State how many lines contain "Simulation", and write nothing except that count.

Records about charts and figures:
______

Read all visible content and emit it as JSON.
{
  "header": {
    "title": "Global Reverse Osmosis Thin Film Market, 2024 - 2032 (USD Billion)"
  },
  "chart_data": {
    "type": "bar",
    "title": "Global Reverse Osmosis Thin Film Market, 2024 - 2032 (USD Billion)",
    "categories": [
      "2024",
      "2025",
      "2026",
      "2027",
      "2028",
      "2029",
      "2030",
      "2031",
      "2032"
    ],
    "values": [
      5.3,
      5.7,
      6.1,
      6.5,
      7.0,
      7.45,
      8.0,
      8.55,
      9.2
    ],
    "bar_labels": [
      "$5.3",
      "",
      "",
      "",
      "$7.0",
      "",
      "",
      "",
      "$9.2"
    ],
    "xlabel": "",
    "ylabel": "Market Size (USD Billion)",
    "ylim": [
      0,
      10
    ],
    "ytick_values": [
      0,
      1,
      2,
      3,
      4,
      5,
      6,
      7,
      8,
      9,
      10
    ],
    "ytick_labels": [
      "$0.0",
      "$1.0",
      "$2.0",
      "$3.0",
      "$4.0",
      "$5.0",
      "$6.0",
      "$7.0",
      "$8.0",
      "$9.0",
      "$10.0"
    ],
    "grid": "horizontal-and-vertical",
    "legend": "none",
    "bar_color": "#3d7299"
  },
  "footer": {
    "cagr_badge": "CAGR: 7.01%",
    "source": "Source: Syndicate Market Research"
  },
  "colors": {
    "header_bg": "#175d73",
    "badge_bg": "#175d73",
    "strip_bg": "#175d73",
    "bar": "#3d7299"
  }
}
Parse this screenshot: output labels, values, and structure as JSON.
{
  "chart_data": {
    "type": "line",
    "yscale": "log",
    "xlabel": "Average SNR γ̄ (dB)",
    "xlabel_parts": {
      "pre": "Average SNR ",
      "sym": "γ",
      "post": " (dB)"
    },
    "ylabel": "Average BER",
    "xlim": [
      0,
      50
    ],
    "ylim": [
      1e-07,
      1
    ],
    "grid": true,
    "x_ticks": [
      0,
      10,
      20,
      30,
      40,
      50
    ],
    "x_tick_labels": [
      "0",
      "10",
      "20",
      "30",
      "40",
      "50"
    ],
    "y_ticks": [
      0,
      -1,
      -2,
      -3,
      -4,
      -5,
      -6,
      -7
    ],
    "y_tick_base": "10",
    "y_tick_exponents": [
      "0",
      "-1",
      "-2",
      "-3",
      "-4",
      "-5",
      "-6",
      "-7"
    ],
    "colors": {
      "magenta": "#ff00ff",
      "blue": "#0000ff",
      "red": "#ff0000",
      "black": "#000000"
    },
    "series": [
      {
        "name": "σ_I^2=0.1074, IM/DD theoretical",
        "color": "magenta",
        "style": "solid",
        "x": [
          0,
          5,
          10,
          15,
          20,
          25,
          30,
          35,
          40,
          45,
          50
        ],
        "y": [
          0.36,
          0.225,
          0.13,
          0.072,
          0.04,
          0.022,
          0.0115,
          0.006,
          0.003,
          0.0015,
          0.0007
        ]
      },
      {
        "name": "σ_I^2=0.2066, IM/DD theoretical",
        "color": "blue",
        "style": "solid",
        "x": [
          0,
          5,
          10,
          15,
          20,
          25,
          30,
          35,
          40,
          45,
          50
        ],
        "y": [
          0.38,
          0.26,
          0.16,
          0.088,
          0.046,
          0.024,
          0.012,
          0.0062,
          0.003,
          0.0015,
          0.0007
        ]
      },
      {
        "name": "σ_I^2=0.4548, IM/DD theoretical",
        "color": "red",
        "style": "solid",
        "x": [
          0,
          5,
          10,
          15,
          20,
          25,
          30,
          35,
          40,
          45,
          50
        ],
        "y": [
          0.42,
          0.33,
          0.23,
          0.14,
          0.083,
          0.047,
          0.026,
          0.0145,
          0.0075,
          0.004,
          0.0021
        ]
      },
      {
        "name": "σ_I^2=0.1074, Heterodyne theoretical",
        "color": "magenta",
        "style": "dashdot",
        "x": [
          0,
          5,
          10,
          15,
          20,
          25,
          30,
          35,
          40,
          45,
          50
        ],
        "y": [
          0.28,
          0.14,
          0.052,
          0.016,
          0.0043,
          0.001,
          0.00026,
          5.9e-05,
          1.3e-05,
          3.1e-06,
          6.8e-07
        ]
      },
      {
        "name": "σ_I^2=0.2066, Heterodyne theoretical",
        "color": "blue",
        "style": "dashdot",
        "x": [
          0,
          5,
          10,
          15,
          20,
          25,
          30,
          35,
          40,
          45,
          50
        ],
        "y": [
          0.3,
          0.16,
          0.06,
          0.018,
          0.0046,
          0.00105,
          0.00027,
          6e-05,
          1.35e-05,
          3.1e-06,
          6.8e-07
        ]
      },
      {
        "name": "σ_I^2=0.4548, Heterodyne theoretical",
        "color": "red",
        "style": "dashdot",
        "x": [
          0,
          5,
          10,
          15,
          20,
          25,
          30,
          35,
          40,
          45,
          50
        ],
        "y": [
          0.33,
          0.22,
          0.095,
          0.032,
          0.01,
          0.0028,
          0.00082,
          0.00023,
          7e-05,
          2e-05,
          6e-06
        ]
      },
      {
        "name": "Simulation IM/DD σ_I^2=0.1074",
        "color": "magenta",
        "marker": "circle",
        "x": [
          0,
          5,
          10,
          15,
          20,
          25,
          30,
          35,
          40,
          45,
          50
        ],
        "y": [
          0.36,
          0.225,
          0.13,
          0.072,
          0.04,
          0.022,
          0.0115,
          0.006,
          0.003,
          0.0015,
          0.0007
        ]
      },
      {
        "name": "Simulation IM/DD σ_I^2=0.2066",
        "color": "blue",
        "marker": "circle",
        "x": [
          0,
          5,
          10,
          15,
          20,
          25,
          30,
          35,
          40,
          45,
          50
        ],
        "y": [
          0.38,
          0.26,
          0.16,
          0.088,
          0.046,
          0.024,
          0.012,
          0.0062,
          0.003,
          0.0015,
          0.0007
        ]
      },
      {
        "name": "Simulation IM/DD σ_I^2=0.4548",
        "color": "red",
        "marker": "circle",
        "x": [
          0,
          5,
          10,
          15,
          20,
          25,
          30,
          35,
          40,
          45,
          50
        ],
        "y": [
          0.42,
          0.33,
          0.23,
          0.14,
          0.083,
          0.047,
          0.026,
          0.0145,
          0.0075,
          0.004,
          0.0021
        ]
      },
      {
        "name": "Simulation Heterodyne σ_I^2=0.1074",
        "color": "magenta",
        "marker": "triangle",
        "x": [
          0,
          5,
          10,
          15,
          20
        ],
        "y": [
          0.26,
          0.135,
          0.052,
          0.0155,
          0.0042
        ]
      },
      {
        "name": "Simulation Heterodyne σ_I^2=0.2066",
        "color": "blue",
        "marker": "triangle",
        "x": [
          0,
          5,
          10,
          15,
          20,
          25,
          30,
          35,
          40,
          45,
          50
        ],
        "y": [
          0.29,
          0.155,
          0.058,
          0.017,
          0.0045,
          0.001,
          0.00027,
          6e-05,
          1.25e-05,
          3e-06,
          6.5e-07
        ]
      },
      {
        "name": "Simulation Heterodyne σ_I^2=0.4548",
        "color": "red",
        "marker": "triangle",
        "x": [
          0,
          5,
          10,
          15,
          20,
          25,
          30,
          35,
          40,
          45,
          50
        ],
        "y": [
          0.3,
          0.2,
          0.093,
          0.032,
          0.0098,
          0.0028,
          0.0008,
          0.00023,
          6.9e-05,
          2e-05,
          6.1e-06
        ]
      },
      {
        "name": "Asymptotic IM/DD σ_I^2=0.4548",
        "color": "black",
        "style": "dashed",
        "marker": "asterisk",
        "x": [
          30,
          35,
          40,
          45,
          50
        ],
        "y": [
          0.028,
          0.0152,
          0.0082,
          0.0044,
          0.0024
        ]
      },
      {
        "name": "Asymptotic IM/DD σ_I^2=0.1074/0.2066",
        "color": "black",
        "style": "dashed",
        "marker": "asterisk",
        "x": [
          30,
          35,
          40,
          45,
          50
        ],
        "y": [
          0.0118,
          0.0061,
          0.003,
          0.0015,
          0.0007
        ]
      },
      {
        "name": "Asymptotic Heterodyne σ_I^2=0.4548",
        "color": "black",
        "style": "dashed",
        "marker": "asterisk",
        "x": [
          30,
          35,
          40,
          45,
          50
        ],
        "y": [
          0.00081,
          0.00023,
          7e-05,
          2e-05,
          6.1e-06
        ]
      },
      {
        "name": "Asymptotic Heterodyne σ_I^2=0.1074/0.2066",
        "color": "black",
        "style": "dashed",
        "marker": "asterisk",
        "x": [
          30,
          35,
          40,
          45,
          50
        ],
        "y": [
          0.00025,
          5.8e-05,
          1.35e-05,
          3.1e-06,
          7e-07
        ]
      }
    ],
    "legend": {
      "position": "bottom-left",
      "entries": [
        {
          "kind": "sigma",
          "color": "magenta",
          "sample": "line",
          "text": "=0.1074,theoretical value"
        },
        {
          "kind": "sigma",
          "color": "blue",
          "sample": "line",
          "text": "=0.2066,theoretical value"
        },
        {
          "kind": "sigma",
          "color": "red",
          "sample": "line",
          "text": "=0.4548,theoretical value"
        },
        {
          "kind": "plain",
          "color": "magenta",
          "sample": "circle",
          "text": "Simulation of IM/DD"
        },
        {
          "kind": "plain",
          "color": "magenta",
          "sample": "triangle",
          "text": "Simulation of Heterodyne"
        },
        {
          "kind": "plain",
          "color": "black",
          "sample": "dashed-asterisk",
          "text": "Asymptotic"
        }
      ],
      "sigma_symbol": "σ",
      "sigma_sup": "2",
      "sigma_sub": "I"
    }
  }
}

______

• _Task answer_
8